Records
++++++++++
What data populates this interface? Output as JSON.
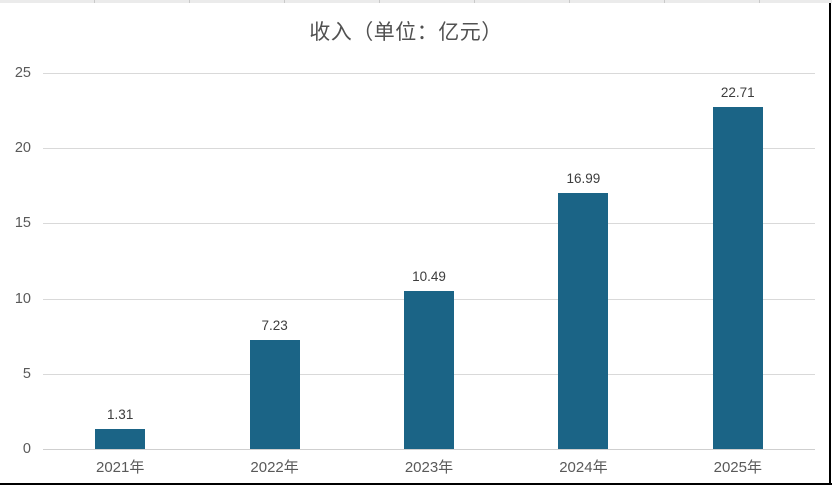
{
  "chart_data": {
    "type": "bar",
    "title": "收入（单位：亿元）",
    "categories": [
      "2021年",
      "2022年",
      "2023年",
      "2024年",
      "2025年"
    ],
    "values": [
      1.31,
      7.23,
      10.49,
      16.99,
      22.71
    ],
    "value_labels": [
      "1.31",
      "7.23",
      "10.49",
      "16.99",
      "22.71"
    ],
    "xlabel": "",
    "ylabel": "",
    "ylim": [
      0,
      25
    ],
    "yticks": [
      0,
      5,
      10,
      15,
      20,
      25
    ],
    "grid": "horizontal",
    "legend": "none",
    "colors": {
      "bar": "#1b6486",
      "value_label": "#3d3d3d",
      "axis_tick": "#595959",
      "gridline": "#d9d9d9",
      "title": "#515151",
      "chart_border": "#000000"
    }
  }
}
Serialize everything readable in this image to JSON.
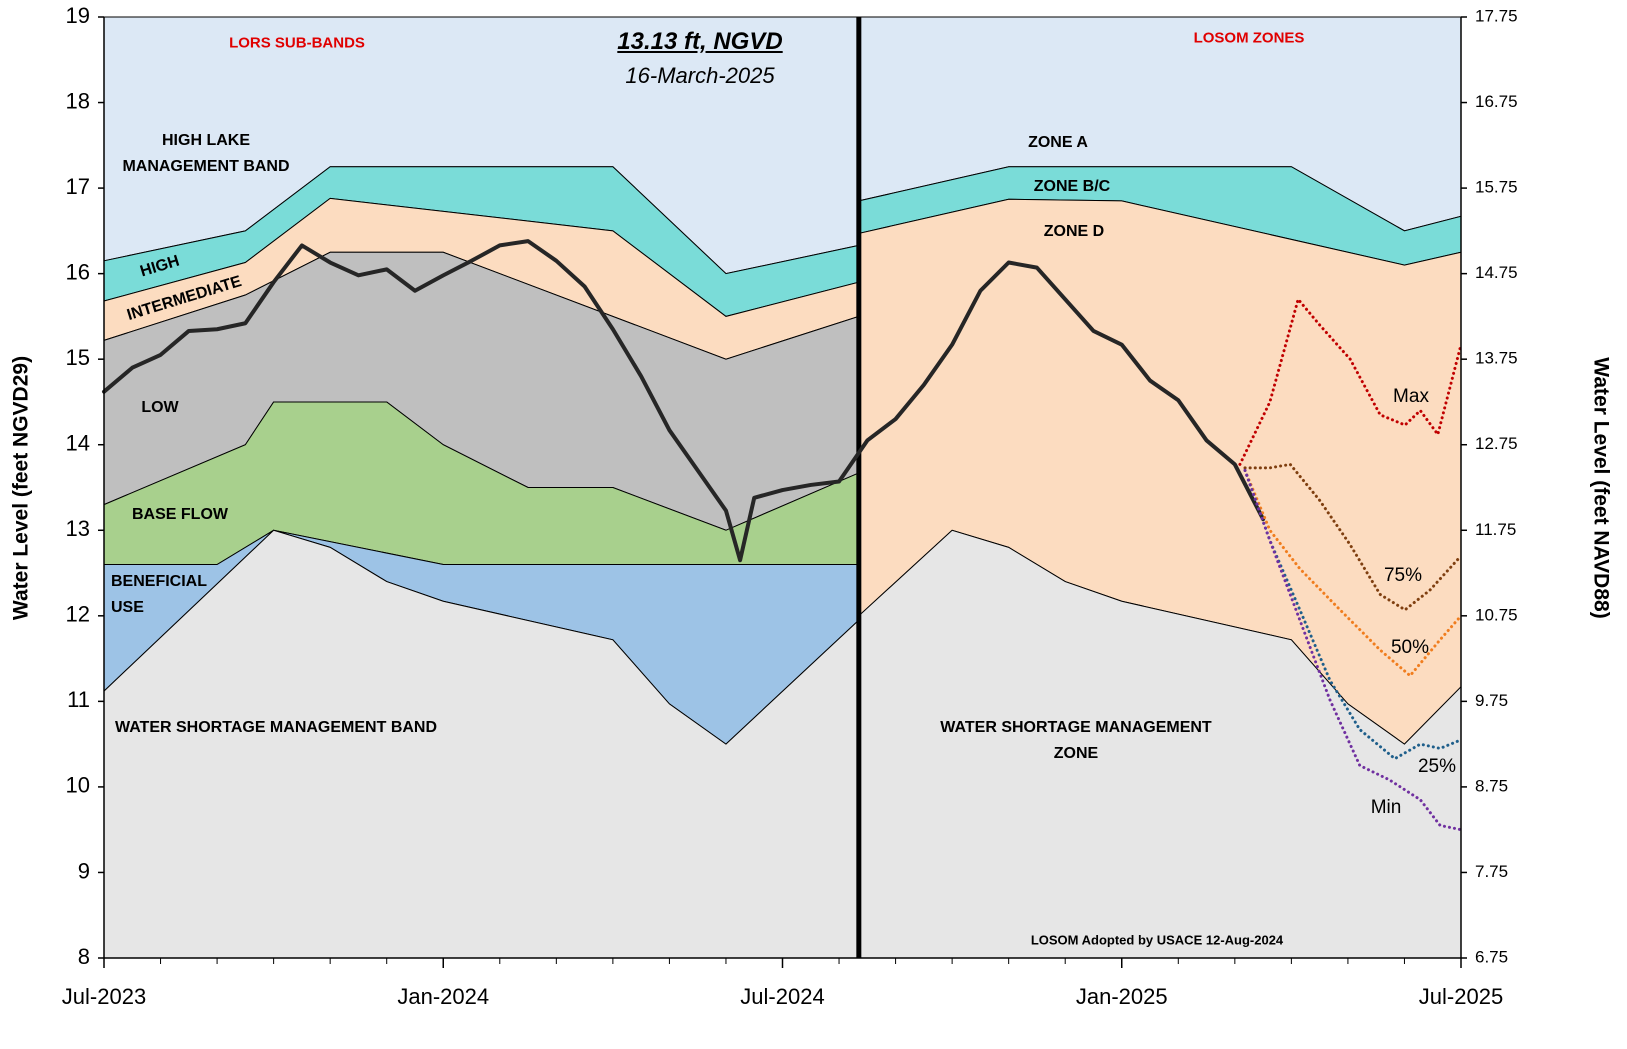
{
  "chart_data": {
    "type": "area",
    "ylabel": "Water Level (feet NGVD29)",
    "y2label": "Water Level (feet NAVD88)",
    "xlim": [
      0,
      24
    ],
    "xticks": [
      {
        "value": 0,
        "label": "Jul-2023"
      },
      {
        "value": 6,
        "label": "Jan-2024"
      },
      {
        "value": 12,
        "label": "Jul-2024"
      },
      {
        "value": 18,
        "label": "Jan-2025"
      },
      {
        "value": 24,
        "label": "Jul-2025"
      }
    ],
    "xminorticks": [
      1,
      2,
      3,
      4,
      5,
      7,
      8,
      9,
      10,
      11,
      13,
      14,
      15,
      16,
      17,
      19,
      20,
      21,
      22,
      23
    ],
    "ylim": [
      8,
      19
    ],
    "yticks": [
      8,
      9,
      10,
      11,
      12,
      13,
      14,
      15,
      16,
      17,
      18,
      19
    ],
    "y2lim": [
      6.75,
      17.75
    ],
    "y2ticks": [
      6.75,
      7.75,
      8.75,
      9.75,
      10.75,
      11.75,
      12.75,
      13.75,
      14.75,
      15.75,
      16.75,
      17.75
    ],
    "section_titles": [
      "LORS SUB-BANDS",
      "LOSOM ZONES"
    ],
    "annotations": [
      "13.13 ft, NGVD",
      "16-March-2025",
      "LOSOM Adopted by USACE 12-Aug-2024"
    ],
    "vlines": [
      13.35
    ],
    "bands": [
      {
        "name": "HIGH LAKE MANAGEMENT BAND",
        "color": "#dce8f5",
        "upper": {
          "x": [
            0,
            13.35
          ],
          "y": [
            19,
            19
          ]
        },
        "lower": {
          "x": [
            0,
            2.5,
            4,
            9,
            11,
            13.35
          ],
          "y": [
            16.15,
            16.5,
            17.25,
            17.25,
            16.0,
            16.33
          ]
        }
      },
      {
        "name": "HIGH",
        "color": "#7adcd8",
        "upper": {
          "x": [
            0,
            2.5,
            4,
            9,
            11,
            13.35
          ],
          "y": [
            16.15,
            16.5,
            17.25,
            17.25,
            16.0,
            16.33
          ]
        },
        "lower": {
          "x": [
            0,
            2.5,
            4,
            9,
            11,
            13.35
          ],
          "y": [
            15.68,
            16.13,
            16.88,
            16.5,
            15.5,
            15.9
          ]
        }
      },
      {
        "name": "INTERMEDIATE",
        "color": "#fcdcc0",
        "upper": {
          "x": [
            0,
            2.5,
            4,
            9,
            11,
            13.35
          ],
          "y": [
            15.68,
            16.13,
            16.88,
            16.5,
            15.5,
            15.9
          ]
        },
        "lower": {
          "x": [
            0,
            2.5,
            4,
            6,
            11,
            13.35
          ],
          "y": [
            15.22,
            15.75,
            16.25,
            16.25,
            15.0,
            15.5
          ]
        }
      },
      {
        "name": "LOW",
        "color": "#bfbfbf",
        "upper": {
          "x": [
            0,
            2.5,
            4,
            6,
            11,
            13.35
          ],
          "y": [
            15.22,
            15.75,
            16.25,
            16.25,
            15.0,
            15.5
          ]
        },
        "lower": {
          "x": [
            0,
            2.5,
            3,
            5,
            6,
            7.5,
            9,
            11,
            13.35
          ],
          "y": [
            13.3,
            14.0,
            14.5,
            14.5,
            14.0,
            13.5,
            13.5,
            13.0,
            13.67
          ]
        }
      },
      {
        "name": "BASE FLOW",
        "color": "#a8d08d",
        "upper": {
          "x": [
            0,
            2.5,
            3,
            5,
            6,
            7.5,
            9,
            11,
            13.35
          ],
          "y": [
            13.3,
            14.0,
            14.5,
            14.5,
            14.0,
            13.5,
            13.5,
            13.0,
            13.67
          ]
        },
        "lower": {
          "x": [
            0,
            2,
            3,
            6,
            13.35
          ],
          "y": [
            12.6,
            12.6,
            13.0,
            12.6,
            12.6
          ]
        }
      },
      {
        "name": "BENEFICIAL USE",
        "color": "#9dc3e6",
        "upper": {
          "x": [
            0,
            2,
            3,
            6,
            13.35
          ],
          "y": [
            12.6,
            12.6,
            13.0,
            12.6,
            12.6
          ]
        },
        "lower": {
          "x": [
            0,
            3,
            4,
            5,
            6,
            9,
            10,
            11,
            13.35
          ],
          "y": [
            11.12,
            13.0,
            12.8,
            12.4,
            12.17,
            11.72,
            10.97,
            10.5,
            11.95
          ]
        }
      },
      {
        "name": "WATER SHORTAGE MANAGEMENT BAND",
        "color": "#e6e6e6",
        "upper": {
          "x": [
            0,
            3,
            4,
            5,
            6,
            9,
            10,
            11,
            13.35
          ],
          "y": [
            11.12,
            13.0,
            12.8,
            12.4,
            12.17,
            11.72,
            10.97,
            10.5,
            11.95
          ]
        },
        "lower": {
          "x": [
            0,
            13.35
          ],
          "y": [
            8,
            8
          ]
        }
      },
      {
        "name": "ZONE A",
        "color": "#dce8f5",
        "upper": {
          "x": [
            13.35,
            24
          ],
          "y": [
            19,
            19
          ]
        },
        "lower": {
          "x": [
            13.35,
            16,
            21,
            23,
            24
          ],
          "y": [
            16.85,
            17.25,
            17.25,
            16.5,
            16.67
          ]
        }
      },
      {
        "name": "ZONE B/C",
        "color": "#7adcd8",
        "upper": {
          "x": [
            13.35,
            16,
            21,
            23,
            24
          ],
          "y": [
            16.85,
            17.25,
            17.25,
            16.5,
            16.67
          ]
        },
        "lower": {
          "x": [
            13.35,
            16,
            18,
            23,
            24
          ],
          "y": [
            16.47,
            16.87,
            16.85,
            16.1,
            16.25
          ]
        }
      },
      {
        "name": "ZONE D",
        "color": "#fcdcc0",
        "upper": {
          "x": [
            13.35,
            16,
            18,
            23,
            24
          ],
          "y": [
            16.47,
            16.87,
            16.85,
            16.1,
            16.25
          ]
        },
        "lower": {
          "x": [
            13.35,
            15,
            16,
            17,
            18,
            21,
            22,
            23,
            24
          ],
          "y": [
            12.0,
            13.0,
            12.8,
            12.4,
            12.17,
            11.72,
            10.97,
            10.5,
            11.17
          ]
        }
      },
      {
        "name": "WATER SHORTAGE MANAGEMENT ZONE",
        "color": "#e6e6e6",
        "upper": {
          "x": [
            13.35,
            15,
            16,
            17,
            18,
            21,
            22,
            23,
            24
          ],
          "y": [
            12.0,
            13.0,
            12.8,
            12.4,
            12.17,
            11.72,
            10.97,
            10.5,
            11.17
          ]
        },
        "lower": {
          "x": [
            13.35,
            24
          ],
          "y": [
            8,
            8
          ]
        }
      }
    ],
    "series": [
      {
        "color": "#262626",
        "style": "solid",
        "x": [
          0,
          0.5,
          1,
          1.5,
          2,
          2.5,
          3,
          3.5,
          4,
          4.5,
          5,
          5.5,
          6,
          6.5,
          7,
          7.5,
          8,
          8.5,
          9,
          9.5,
          10,
          10.5,
          11,
          11.25,
          11.5,
          12,
          12.5,
          13,
          13.5,
          14,
          14.5,
          15,
          15.5,
          16,
          16.5,
          17,
          17.5,
          18,
          18.5,
          19,
          19.5,
          20,
          20.5
        ],
        "values": [
          14.62,
          14.9,
          15.05,
          15.33,
          15.35,
          15.42,
          15.9,
          16.33,
          16.13,
          15.98,
          16.05,
          15.8,
          15.98,
          16.15,
          16.33,
          16.38,
          16.15,
          15.85,
          15.35,
          14.8,
          14.17,
          13.7,
          13.23,
          12.65,
          13.38,
          13.47,
          13.53,
          13.57,
          14.05,
          14.3,
          14.7,
          15.17,
          15.8,
          16.13,
          16.07,
          15.7,
          15.33,
          15.17,
          14.75,
          14.52,
          14.05,
          13.77,
          13.13
        ]
      },
      {
        "name": "Max",
        "color": "#c00000",
        "style": "dotted",
        "x": [
          20.09,
          20.62,
          21.12,
          21.5,
          22.04,
          22.57,
          23.01,
          23.28,
          23.59,
          24
        ],
        "values": [
          13.77,
          14.5,
          15.7,
          15.4,
          15.0,
          14.35,
          14.23,
          14.4,
          14.12,
          15.17
        ]
      },
      {
        "name": "75%",
        "color": "#7f3f10",
        "style": "dotted",
        "x": [
          20.18,
          20.62,
          20.98,
          21.5,
          22.04,
          22.57,
          23.01,
          23.45,
          24
        ],
        "values": [
          13.73,
          13.73,
          13.77,
          13.35,
          12.83,
          12.25,
          12.07,
          12.3,
          12.7
        ]
      },
      {
        "name": "50%",
        "color": "#f07d1e",
        "style": "dotted",
        "x": [
          20.18,
          20.62,
          21.15,
          21.86,
          22.57,
          23.1,
          23.63,
          24
        ],
        "values": [
          13.7,
          13.0,
          12.55,
          12.07,
          11.6,
          11.3,
          11.72,
          12.0
        ]
      },
      {
        "name": "25%",
        "color": "#1f5f8b",
        "style": "dotted",
        "x": [
          20.18,
          20.62,
          21.15,
          21.68,
          22.21,
          22.83,
          23.28,
          23.63,
          24
        ],
        "values": [
          13.7,
          12.88,
          12.07,
          11.25,
          10.67,
          10.33,
          10.5,
          10.45,
          10.55
        ]
      },
      {
        "name": "Min",
        "color": "#7030a0",
        "style": "dotted",
        "x": [
          20.18,
          20.62,
          21.15,
          21.68,
          22.21,
          22.74,
          23.28,
          23.63,
          24
        ],
        "values": [
          13.7,
          12.88,
          11.95,
          11.02,
          10.25,
          10.08,
          9.85,
          9.55,
          9.5
        ]
      }
    ]
  }
}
++++++++++
Reply with nothing but a number: how many lines of the entries above contain the string "LOSOM"?

§ FULL ANSWER
2